- [EXERCISE]:
Output all the data exactly. Pictures do not belong in the copy.

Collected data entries
++++++

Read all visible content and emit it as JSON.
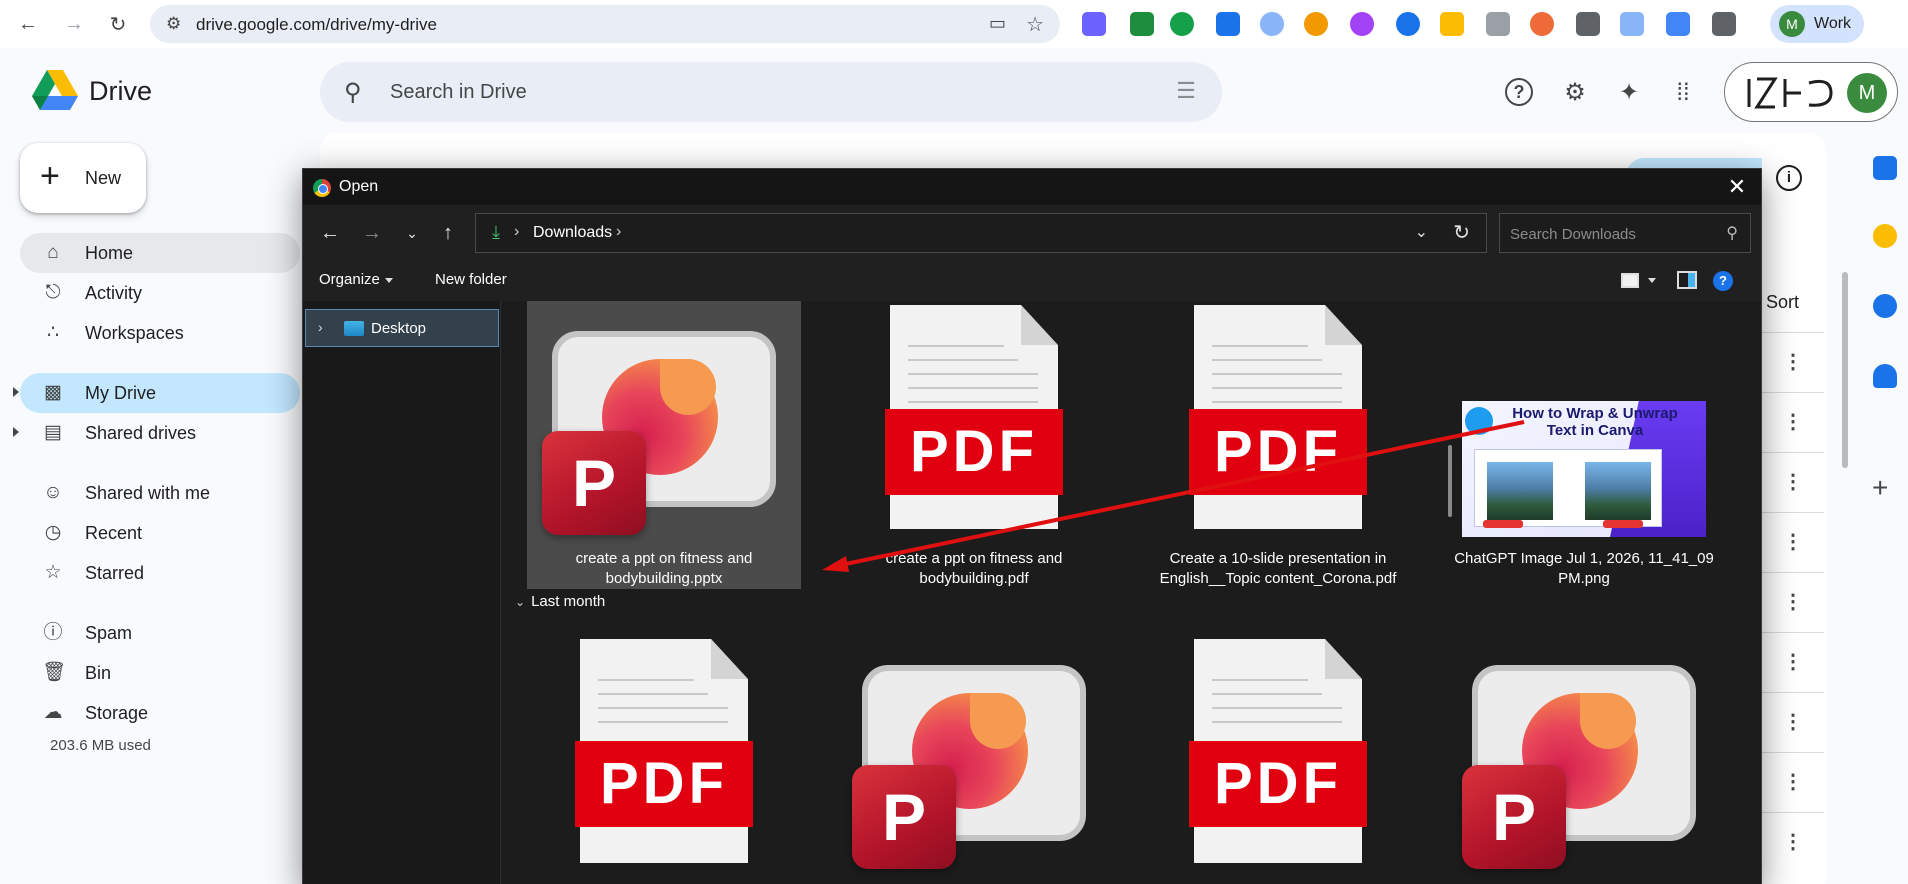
{
  "browser": {
    "url": "drive.google.com/drive/my-drive",
    "profile_initial": "M",
    "profile_label": "Work"
  },
  "drive": {
    "app_name": "Drive",
    "search_placeholder": "Search in Drive",
    "new_label": "New",
    "account_initial": "M",
    "sidebar": [
      {
        "label": "Home",
        "icon": "home-icon"
      },
      {
        "label": "Activity",
        "icon": "bell-icon"
      },
      {
        "label": "Workspaces",
        "icon": "workspaces-icon"
      },
      {
        "label": "My Drive",
        "icon": "my-drive-icon"
      },
      {
        "label": "Shared drives",
        "icon": "shared-drives-icon"
      },
      {
        "label": "Shared with me",
        "icon": "people-icon"
      },
      {
        "label": "Recent",
        "icon": "clock-icon"
      },
      {
        "label": "Starred",
        "icon": "star-icon"
      },
      {
        "label": "Spam",
        "icon": "spam-icon"
      },
      {
        "label": "Bin",
        "icon": "trash-icon"
      },
      {
        "label": "Storage",
        "icon": "cloud-icon"
      }
    ],
    "storage_used": "203.6 MB used",
    "sort_label": "Sort"
  },
  "dialog": {
    "title": "Open",
    "path_segment": "Downloads",
    "search_placeholder": "Search Downloads",
    "organize_label": "Organize",
    "new_folder_label": "New folder",
    "tree": [
      {
        "label": "Desktop"
      }
    ],
    "group_label": "Last month",
    "files": [
      {
        "name": "create a ppt on fitness and bodybuilding.pptx",
        "type": "pptx",
        "selected": true
      },
      {
        "name": "create a ppt on fitness and bodybuilding.pdf",
        "type": "pdf"
      },
      {
        "name": "Create a 10-slide presentation in English__Topic  content_Corona.pdf",
        "type": "pdf"
      },
      {
        "name": "ChatGPT Image Jul 1, 2026, 11_41_09 PM.png",
        "type": "png"
      }
    ],
    "last_month_files": [
      {
        "type": "pdf"
      },
      {
        "type": "pptx"
      },
      {
        "type": "pdf"
      },
      {
        "type": "pptx"
      }
    ],
    "pdf_label": "PDF",
    "ppt_letter": "P",
    "png_thumb_title": "How to Wrap & Unwrap Text in Canva"
  },
  "colors": {
    "accent_active": "#c2e7ff",
    "pdf_red": "#e1000f",
    "annotation_red": "#e01010"
  }
}
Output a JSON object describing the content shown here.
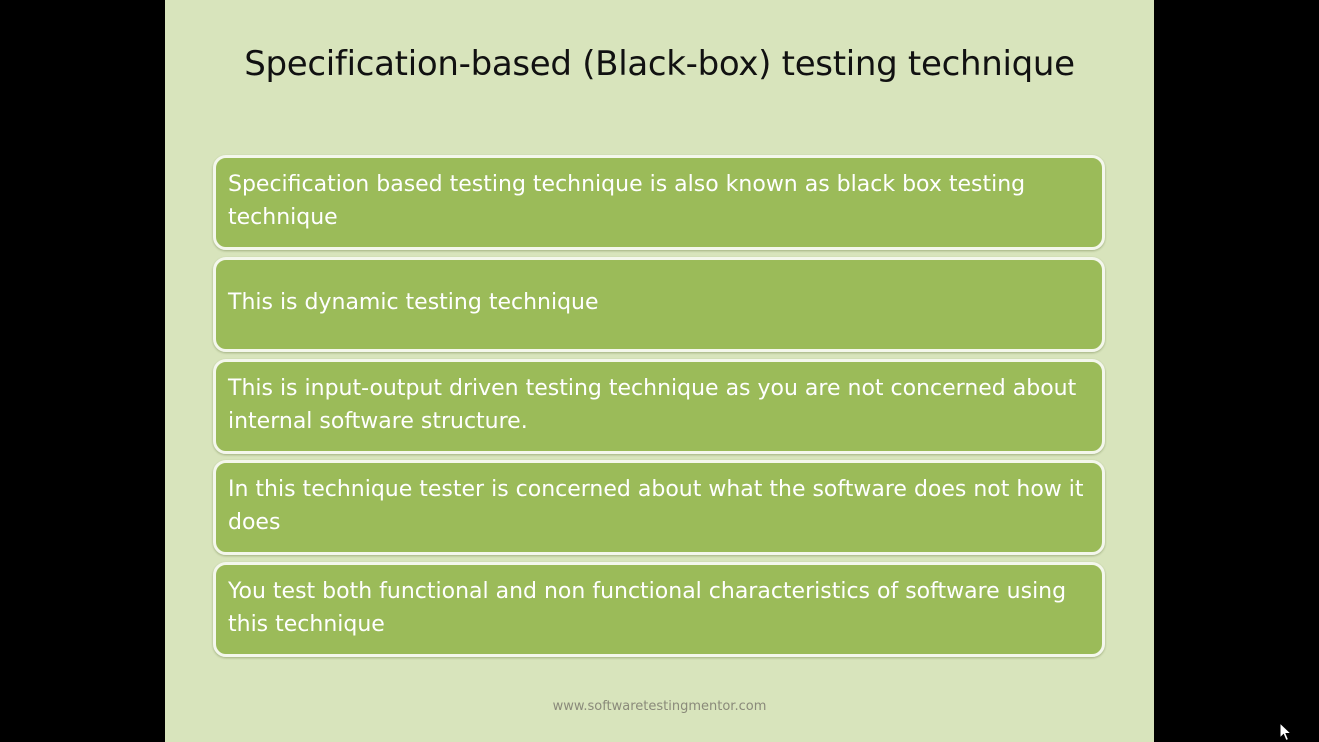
{
  "slide": {
    "title": "Specification-based (Black-box) testing technique",
    "points": [
      {
        "text": "Specification based testing technique is also known as black box testing technique"
      },
      {
        "text": "This is dynamic testing technique"
      },
      {
        "text": "This is input-output driven testing technique as you are not concerned about internal software structure."
      },
      {
        "text": "In this technique tester is concerned about what the software does not how it does"
      },
      {
        "text": "You test both functional and non functional characteristics of software using this technique"
      }
    ],
    "footer": "www.softwaretestingmentor.com"
  },
  "colors": {
    "background": "#000000",
    "slide_background": "#d8e4bc",
    "box_fill": "#9bbb59",
    "box_border": "#f4f7ec",
    "box_text": "#ffffff",
    "title_text": "#111111"
  },
  "icons": {
    "cursor": "mouse-pointer-icon"
  }
}
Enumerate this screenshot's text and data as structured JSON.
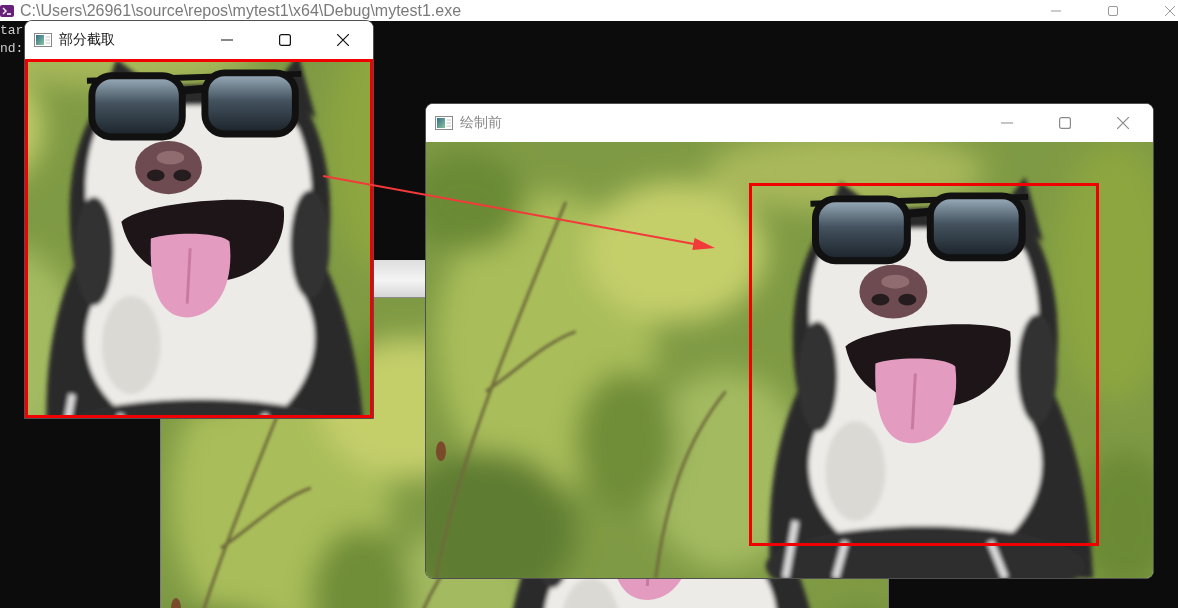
{
  "console_window": {
    "title": "C:\\Users\\26961\\source\\repos\\mytest1\\x64\\Debug\\mytest1.exe",
    "active": false,
    "lines": [
      "tar",
      "nd:"
    ]
  },
  "windows": [
    {
      "kind": "crop",
      "title": "部分截取",
      "active": true
    },
    {
      "kind": "source",
      "title": "绘制前",
      "active": false
    },
    {
      "kind": "untitled",
      "active": false
    }
  ],
  "annotations": [
    {
      "kind": "arrow"
    }
  ]
}
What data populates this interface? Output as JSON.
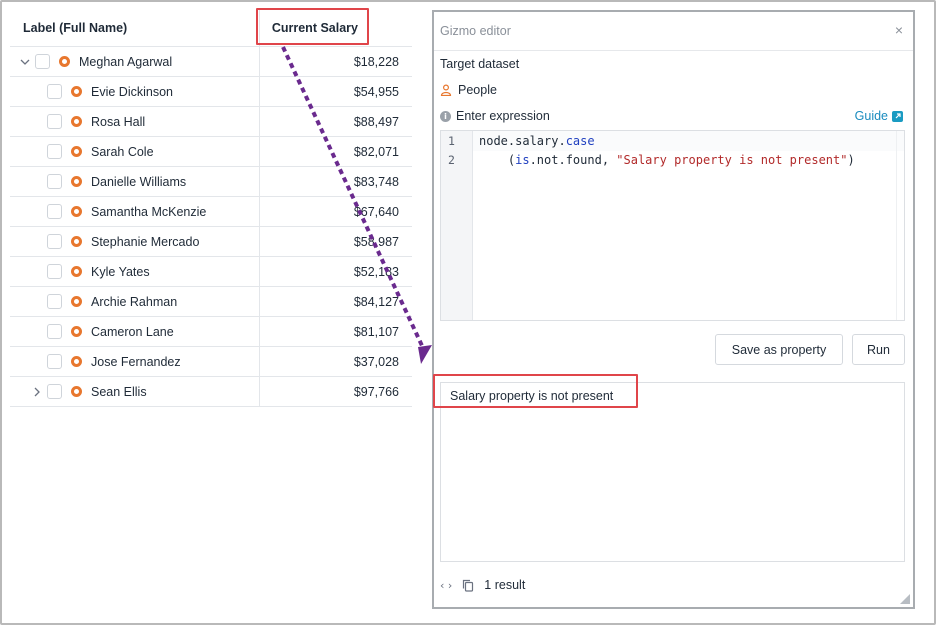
{
  "table": {
    "columns": {
      "label": "Label (Full Name)",
      "salary": "Current Salary"
    },
    "rows": [
      {
        "name": "Meghan Agarwal",
        "salary": "$18,228"
      },
      {
        "name": "Evie Dickinson",
        "salary": "$54,955"
      },
      {
        "name": "Rosa Hall",
        "salary": "$88,497"
      },
      {
        "name": "Sarah Cole",
        "salary": "$82,071"
      },
      {
        "name": "Danielle Williams",
        "salary": "$83,748"
      },
      {
        "name": "Samantha McKenzie",
        "salary": "$67,640"
      },
      {
        "name": "Stephanie Mercado",
        "salary": "$58,987"
      },
      {
        "name": "Kyle Yates",
        "salary": "$52,183"
      },
      {
        "name": "Archie Rahman",
        "salary": "$84,127"
      },
      {
        "name": "Cameron Lane",
        "salary": "$81,107"
      },
      {
        "name": "Jose Fernandez",
        "salary": "$37,028"
      },
      {
        "name": "Sean Ellis",
        "salary": "$97,766"
      }
    ]
  },
  "editor": {
    "title": "Gizmo editor",
    "close": "×",
    "target_label": "Target dataset",
    "dataset": "People",
    "expression_label": "Enter expression",
    "guide": "Guide",
    "code": {
      "line1_num": "1",
      "line2_num": "2",
      "line1_a": "node.salary.",
      "line1_kw": "case",
      "line2_indent": "    (",
      "line2_kw": "is",
      "line2_b": ".not.found, ",
      "line2_str": "\"Salary property is not present\"",
      "line2_end": ")"
    },
    "save_button": "Save as property",
    "run_button": "Run",
    "result_text": "Salary property is not present",
    "result_count": "1 result"
  },
  "colors": {
    "highlight": "#e0454a",
    "arrow": "#6a2a8e",
    "node_icon": "#e8772e",
    "link": "#1a8cbf"
  }
}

++++++

- [OUTPUT FOR THIS EXERCISE]:
Read all visible content and emit it as JSON.
{
  "browser": {
    "url": "drive.google.com/drive/my-drive",
    "profile_initial": "M",
    "profile_label": "Work"
  },
  "drive": {
    "app_name": "Drive",
    "search_placeholder": "Search in Drive",
    "new_label": "New",
    "account_initial": "M",
    "sidebar": [
      {
        "label": "Home",
        "icon": "home-icon"
      },
      {
        "label": "Activity",
        "icon": "bell-icon"
      },
      {
        "label": "Workspaces",
        "icon": "workspaces-icon"
      },
      {
        "label": "My Drive",
        "icon": "my-drive-icon"
      },
      {
        "label": "Shared drives",
        "icon": "shared-drives-icon"
      },
      {
        "label": "Shared with me",
        "icon": "people-icon"
      },
      {
        "label": "Recent",
        "icon": "clock-icon"
      },
      {
        "label": "Starred",
        "icon": "star-icon"
      },
      {
        "label": "Spam",
        "icon": "spam-icon"
      },
      {
        "label": "Bin",
        "icon": "trash-icon"
      },
      {
        "label": "Storage",
        "icon": "cloud-icon"
      }
    ],
    "storage_used": "203.6 MB used",
    "sort_label": "Sort"
  },
  "dialog": {
    "title": "Open",
    "path_segment": "Downloads",
    "search_placeholder": "Search Downloads",
    "organize_label": "Organize",
    "new_folder_label": "New folder",
    "tree": [
      {
        "label": "Desktop"
      }
    ],
    "group_label": "Last month",
    "files": [
      {
        "name": "create a ppt on fitness and bodybuilding.pptx",
        "type": "pptx",
        "selected": true
      },
      {
        "name": "create a ppt on fitness and bodybuilding.pdf",
        "type": "pdf"
      },
      {
        "name": "Create a 10-slide presentation in English__Topic  content_Corona.pdf",
        "type": "pdf"
      },
      {
        "name": "ChatGPT Image Jul 1, 2026, 11_41_09 PM.png",
        "type": "png"
      }
    ],
    "last_month_files": [
      {
        "type": "pdf"
      },
      {
        "type": "pptx"
      },
      {
        "type": "pdf"
      },
      {
        "type": "pptx"
      }
    ],
    "pdf_label": "PDF",
    "ppt_letter": "P",
    "png_thumb_title": "How to Wrap & Unwrap Text in Canva"
  },
  "colors": {
    "accent_active": "#c2e7ff",
    "pdf_red": "#e1000f",
    "annotation_red": "#e01010"
  }
}
Output a JSON object describing the content shown here.
{
  "slide": {
    "title": "Specification-based (Black-box) testing technique",
    "points": [
      {
        "text": "Specification based testing technique is also known as black box testing technique"
      },
      {
        "text": "This is dynamic testing technique"
      },
      {
        "text": "This is input-output driven testing technique as you are not concerned about internal software structure."
      },
      {
        "text": "In this technique tester is concerned about what the software does not how it does"
      },
      {
        "text": "You test both functional and non functional characteristics of software using this technique"
      }
    ],
    "footer": "www.softwaretestingmentor.com"
  },
  "colors": {
    "background": "#000000",
    "slide_background": "#d8e4bc",
    "box_fill": "#9bbb59",
    "box_border": "#f4f7ec",
    "box_text": "#ffffff",
    "title_text": "#111111"
  },
  "icons": {
    "cursor": "mouse-pointer-icon"
  }
}
Enumerate this screenshot's text and data as structured JSON.
{
  "console_window": {
    "title": "C:\\Users\\26961\\source\\repos\\mytest1\\x64\\Debug\\mytest1.exe",
    "active": false,
    "lines": [
      "tar",
      "nd:"
    ]
  },
  "windows": [
    {
      "kind": "crop",
      "title": "部分截取",
      "active": true
    },
    {
      "kind": "source",
      "title": "绘制前",
      "active": false
    },
    {
      "kind": "untitled",
      "active": false
    }
  ],
  "annotations": [
    {
      "kind": "arrow"
    }
  ]
}
What data populates this interface? Output as JSON.
{
  "table": {
    "columns": {
      "label": "Label (Full Name)",
      "salary": "Current Salary"
    },
    "rows": [
      {
        "name": "Meghan Agarwal",
        "salary": "$18,228"
      },
      {
        "name": "Evie Dickinson",
        "salary": "$54,955"
      },
      {
        "name": "Rosa Hall",
        "salary": "$88,497"
      },
      {
        "name": "Sarah Cole",
        "salary": "$82,071"
      },
      {
        "name": "Danielle Williams",
        "salary": "$83,748"
      },
      {
        "name": "Samantha McKenzie",
        "salary": "$67,640"
      },
      {
        "name": "Stephanie Mercado",
        "salary": "$58,987"
      },
      {
        "name": "Kyle Yates",
        "salary": "$52,183"
      },
      {
        "name": "Archie Rahman",
        "salary": "$84,127"
      },
      {
        "name": "Cameron Lane",
        "salary": "$81,107"
      },
      {
        "name": "Jose Fernandez",
        "salary": "$37,028"
      },
      {
        "name": "Sean Ellis",
        "salary": "$97,766"
      }
    ]
  },
  "editor": {
    "title": "Gizmo editor",
    "close": "×",
    "target_label": "Target dataset",
    "dataset": "People",
    "expression_label": "Enter expression",
    "guide": "Guide",
    "code": {
      "line1_num": "1",
      "line2_num": "2",
      "line1_a": "node.salary.",
      "line1_kw": "case",
      "line2_indent": "    (",
      "line2_kw": "is",
      "line2_b": ".not.found, ",
      "line2_str": "\"Salary property is not present\"",
      "line2_end": ")"
    },
    "save_button": "Save as property",
    "run_button": "Run",
    "result_text": "Salary property is not present",
    "result_count": "1 result"
  },
  "colors": {
    "highlight": "#e0454a",
    "arrow": "#6a2a8e",
    "node_icon": "#e8772e",
    "link": "#1a8cbf"
  }
}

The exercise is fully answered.